### Set exercise
What follows is a set of records, each of which is to be written out exactly.

### Information shown
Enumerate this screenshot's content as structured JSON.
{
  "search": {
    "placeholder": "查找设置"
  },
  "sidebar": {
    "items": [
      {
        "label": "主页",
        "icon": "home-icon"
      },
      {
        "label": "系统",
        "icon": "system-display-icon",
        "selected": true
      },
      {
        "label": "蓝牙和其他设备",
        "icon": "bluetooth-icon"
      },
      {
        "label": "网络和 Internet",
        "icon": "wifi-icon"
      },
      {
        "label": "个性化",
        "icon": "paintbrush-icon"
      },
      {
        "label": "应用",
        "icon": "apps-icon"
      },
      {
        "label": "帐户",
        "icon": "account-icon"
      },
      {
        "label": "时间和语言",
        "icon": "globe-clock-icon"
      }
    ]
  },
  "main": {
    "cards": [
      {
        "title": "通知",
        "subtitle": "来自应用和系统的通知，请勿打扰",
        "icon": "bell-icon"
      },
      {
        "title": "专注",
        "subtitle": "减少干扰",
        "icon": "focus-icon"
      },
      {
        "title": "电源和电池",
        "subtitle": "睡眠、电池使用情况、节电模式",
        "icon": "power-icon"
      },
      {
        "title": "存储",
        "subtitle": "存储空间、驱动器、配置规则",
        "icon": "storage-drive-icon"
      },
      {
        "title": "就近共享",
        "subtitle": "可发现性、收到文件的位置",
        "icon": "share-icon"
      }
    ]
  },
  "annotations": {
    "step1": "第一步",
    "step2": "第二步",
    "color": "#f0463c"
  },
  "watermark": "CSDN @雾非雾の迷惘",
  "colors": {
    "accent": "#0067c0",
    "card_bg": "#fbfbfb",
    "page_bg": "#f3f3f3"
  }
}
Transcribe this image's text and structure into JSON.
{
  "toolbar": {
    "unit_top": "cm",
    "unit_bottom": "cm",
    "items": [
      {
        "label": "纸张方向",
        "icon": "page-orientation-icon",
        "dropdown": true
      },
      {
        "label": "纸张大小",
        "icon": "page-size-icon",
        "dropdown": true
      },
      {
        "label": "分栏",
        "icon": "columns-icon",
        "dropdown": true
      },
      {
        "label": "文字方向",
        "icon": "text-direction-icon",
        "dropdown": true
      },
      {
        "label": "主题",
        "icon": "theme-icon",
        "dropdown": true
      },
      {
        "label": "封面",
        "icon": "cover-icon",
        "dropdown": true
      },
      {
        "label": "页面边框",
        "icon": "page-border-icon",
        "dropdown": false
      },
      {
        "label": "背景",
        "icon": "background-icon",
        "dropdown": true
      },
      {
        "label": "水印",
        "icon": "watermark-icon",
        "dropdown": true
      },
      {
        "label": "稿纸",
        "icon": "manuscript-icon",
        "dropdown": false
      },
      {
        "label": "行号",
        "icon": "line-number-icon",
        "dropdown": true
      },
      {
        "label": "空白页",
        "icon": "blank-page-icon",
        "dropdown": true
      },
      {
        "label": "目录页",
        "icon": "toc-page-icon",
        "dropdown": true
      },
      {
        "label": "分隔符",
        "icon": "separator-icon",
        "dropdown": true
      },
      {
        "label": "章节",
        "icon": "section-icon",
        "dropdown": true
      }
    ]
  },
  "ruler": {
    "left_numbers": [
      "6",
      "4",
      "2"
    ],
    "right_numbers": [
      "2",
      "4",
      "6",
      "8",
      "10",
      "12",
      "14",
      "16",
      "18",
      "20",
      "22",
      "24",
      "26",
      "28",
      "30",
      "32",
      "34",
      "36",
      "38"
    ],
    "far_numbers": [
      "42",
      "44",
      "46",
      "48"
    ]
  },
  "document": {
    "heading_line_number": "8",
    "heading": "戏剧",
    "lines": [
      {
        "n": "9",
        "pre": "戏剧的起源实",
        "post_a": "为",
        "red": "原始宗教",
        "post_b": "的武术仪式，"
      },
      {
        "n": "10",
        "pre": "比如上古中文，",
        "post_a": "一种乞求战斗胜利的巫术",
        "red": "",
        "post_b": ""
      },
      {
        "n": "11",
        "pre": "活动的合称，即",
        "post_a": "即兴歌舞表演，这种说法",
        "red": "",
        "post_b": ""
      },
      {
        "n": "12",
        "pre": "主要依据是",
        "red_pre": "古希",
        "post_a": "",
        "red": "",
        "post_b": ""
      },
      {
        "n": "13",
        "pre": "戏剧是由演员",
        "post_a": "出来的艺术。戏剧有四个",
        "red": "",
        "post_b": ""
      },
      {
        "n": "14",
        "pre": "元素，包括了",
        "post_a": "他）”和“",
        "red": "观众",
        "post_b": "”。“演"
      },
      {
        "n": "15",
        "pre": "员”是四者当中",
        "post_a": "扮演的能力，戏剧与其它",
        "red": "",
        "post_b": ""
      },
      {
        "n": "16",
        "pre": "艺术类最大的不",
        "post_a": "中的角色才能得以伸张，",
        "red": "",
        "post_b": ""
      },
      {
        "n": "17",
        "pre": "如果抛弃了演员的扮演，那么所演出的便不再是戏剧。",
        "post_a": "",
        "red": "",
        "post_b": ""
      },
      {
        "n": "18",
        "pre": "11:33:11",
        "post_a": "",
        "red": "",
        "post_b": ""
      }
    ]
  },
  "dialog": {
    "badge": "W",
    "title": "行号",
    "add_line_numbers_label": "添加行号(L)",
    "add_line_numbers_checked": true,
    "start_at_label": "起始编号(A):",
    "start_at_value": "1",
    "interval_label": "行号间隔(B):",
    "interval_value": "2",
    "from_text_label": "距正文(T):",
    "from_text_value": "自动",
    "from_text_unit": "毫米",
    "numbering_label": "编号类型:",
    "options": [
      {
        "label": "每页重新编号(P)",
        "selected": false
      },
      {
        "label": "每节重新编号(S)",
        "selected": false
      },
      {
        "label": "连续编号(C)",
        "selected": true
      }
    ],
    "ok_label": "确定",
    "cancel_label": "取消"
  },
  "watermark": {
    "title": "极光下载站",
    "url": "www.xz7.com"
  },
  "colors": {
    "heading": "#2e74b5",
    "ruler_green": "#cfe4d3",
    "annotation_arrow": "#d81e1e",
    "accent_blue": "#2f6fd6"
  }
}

### Written reply
Enumerate this screenshot's content as structured JSON.
{
  "search": {
    "placeholder": "查找设置"
  },
  "sidebar": {
    "items": [
      {
        "label": "主页",
        "icon": "home-icon"
      },
      {
        "label": "系统",
        "icon": "system-display-icon",
        "selected": true
      },
      {
        "label": "蓝牙和其他设备",
        "icon": "bluetooth-icon"
      },
      {
        "label": "网络和 Internet",
        "icon": "wifi-icon"
      },
      {
        "label": "个性化",
        "icon": "paintbrush-icon"
      },
      {
        "label": "应用",
        "icon": "apps-icon"
      },
      {
        "label": "帐户",
        "icon": "account-icon"
      },
      {
        "label": "时间和语言",
        "icon": "globe-clock-icon"
      }
    ]
  },
  "main": {
    "cards": [
      {
        "title": "通知",
        "subtitle": "来自应用和系统的通知，请勿打扰",
        "icon": "bell-icon"
      },
      {
        "title": "专注",
        "subtitle": "减少干扰",
        "icon": "focus-icon"
      },
      {
        "title": "电源和电池",
        "subtitle": "睡眠、电池使用情况、节电模式",
        "icon": "power-icon"
      },
      {
        "title": "存储",
        "subtitle": "存储空间、驱动器、配置规则",
        "icon": "storage-drive-icon"
      },
      {
        "title": "就近共享",
        "subtitle": "可发现性、收到文件的位置",
        "icon": "share-icon"
      }
    ]
  },
  "annotations": {
    "step1": "第一步",
    "step2": "第二步",
    "color": "#f0463c"
  },
  "watermark": "CSDN @雾非雾の迷惘",
  "colors": {
    "accent": "#0067c0",
    "card_bg": "#fbfbfb",
    "page_bg": "#f3f3f3"
  }
}
Transcribe this image's text and structure into JSON.
{
  "toolbar": {
    "unit_top": "cm",
    "unit_bottom": "cm",
    "items": [
      {
        "label": "纸张方向",
        "icon": "page-orientation-icon",
        "dropdown": true
      },
      {
        "label": "纸张大小",
        "icon": "page-size-icon",
        "dropdown": true
      },
      {
        "label": "分栏",
        "icon": "columns-icon",
        "dropdown": true
      },
      {
        "label": "文字方向",
        "icon": "text-direction-icon",
        "dropdown": true
      },
      {
        "label": "主题",
        "icon": "theme-icon",
        "dropdown": true
      },
      {
        "label": "封面",
        "icon": "cover-icon",
        "dropdown": true
      },
      {
        "label": "页面边框",
        "icon": "page-border-icon",
        "dropdown": false
      },
      {
        "label": "背景",
        "icon": "background-icon",
        "dropdown": true
      },
      {
        "label": "水印",
        "icon": "watermark-icon",
        "dropdown": true
      },
      {
        "label": "稿纸",
        "icon": "manuscript-icon",
        "dropdown": false
      },
      {
        "label": "行号",
        "icon": "line-number-icon",
        "dropdown": true
      },
      {
        "label": "空白页",
        "icon": "blank-page-icon",
        "dropdown": true
      },
      {
        "label": "目录页",
        "icon": "toc-page-icon",
        "dropdown": true
      },
      {
        "label": "分隔符",
        "icon": "separator-icon",
        "dropdown": true
      },
      {
        "label": "章节",
        "icon": "section-icon",
        "dropdown": true
      }
    ]
  },
  "ruler": {
    "left_numbers": [
      "6",
      "4",
      "2"
    ],
    "right_numbers": [
      "2",
      "4",
      "6",
      "8",
      "10",
      "12",
      "14",
      "16",
      "18",
      "20",
      "22",
      "24",
      "26",
      "28",
      "30",
      "32",
      "34",
      "36",
      "38"
    ],
    "far_numbers": [
      "42",
      "44",
      "46",
      "48"
    ]
  },
  "document": {
    "heading_line_number": "8",
    "heading": "戏剧",
    "lines": [
      {
        "n": "9",
        "pre": "戏剧的起源实",
        "post_a": "为",
        "red": "原始宗教",
        "post_b": "的武术仪式，"
      },
      {
        "n": "10",
        "pre": "比如上古中文，",
        "post_a": "一种乞求战斗胜利的巫术",
        "red": "",
        "post_b": ""
      },
      {
        "n": "11",
        "pre": "活动的合称，即",
        "post_a": "即兴歌舞表演，这种说法",
        "red": "",
        "post_b": ""
      },
      {
        "n": "12",
        "pre": "主要依据是",
        "red_pre": "古希",
        "post_a": "",
        "red": "",
        "post_b": ""
      },
      {
        "n": "13",
        "pre": "戏剧是由演员",
        "post_a": "出来的艺术。戏剧有四个",
        "red": "",
        "post_b": ""
      },
      {
        "n": "14",
        "pre": "元素，包括了",
        "post_a": "他）”和“",
        "red": "观众",
        "post_b": "”。“演"
      },
      {
        "n": "15",
        "pre": "员”是四者当中",
        "post_a": "扮演的能力，戏剧与其它",
        "red": "",
        "post_b": ""
      },
      {
        "n": "16",
        "pre": "艺术类最大的不",
        "post_a": "中的角色才能得以伸张，",
        "red": "",
        "post_b": ""
      },
      {
        "n": "17",
        "pre": "如果抛弃了演员的扮演，那么所演出的便不再是戏剧。",
        "post_a": "",
        "red": "",
        "post_b": ""
      },
      {
        "n": "18",
        "pre": "11:33:11",
        "post_a": "",
        "red": "",
        "post_b": ""
      }
    ]
  },
  "dialog": {
    "badge": "W",
    "title": "行号",
    "add_line_numbers_label": "添加行号(L)",
    "add_line_numbers_checked": true,
    "start_at_label": "起始编号(A):",
    "start_at_value": "1",
    "interval_label": "行号间隔(B):",
    "interval_value": "2",
    "from_text_label": "距正文(T):",
    "from_text_value": "自动",
    "from_text_unit": "毫米",
    "numbering_label": "编号类型:",
    "options": [
      {
        "label": "每页重新编号(P)",
        "selected": false
      },
      {
        "label": "每节重新编号(S)",
        "selected": false
      },
      {
        "label": "连续编号(C)",
        "selected": true
      }
    ],
    "ok_label": "确定",
    "cancel_label": "取消"
  },
  "watermark": {
    "title": "极光下载站",
    "url": "www.xz7.com"
  },
  "colors": {
    "heading": "#2e74b5",
    "ruler_green": "#cfe4d3",
    "annotation_arrow": "#d81e1e",
    "accent_blue": "#2f6fd6"
  }
}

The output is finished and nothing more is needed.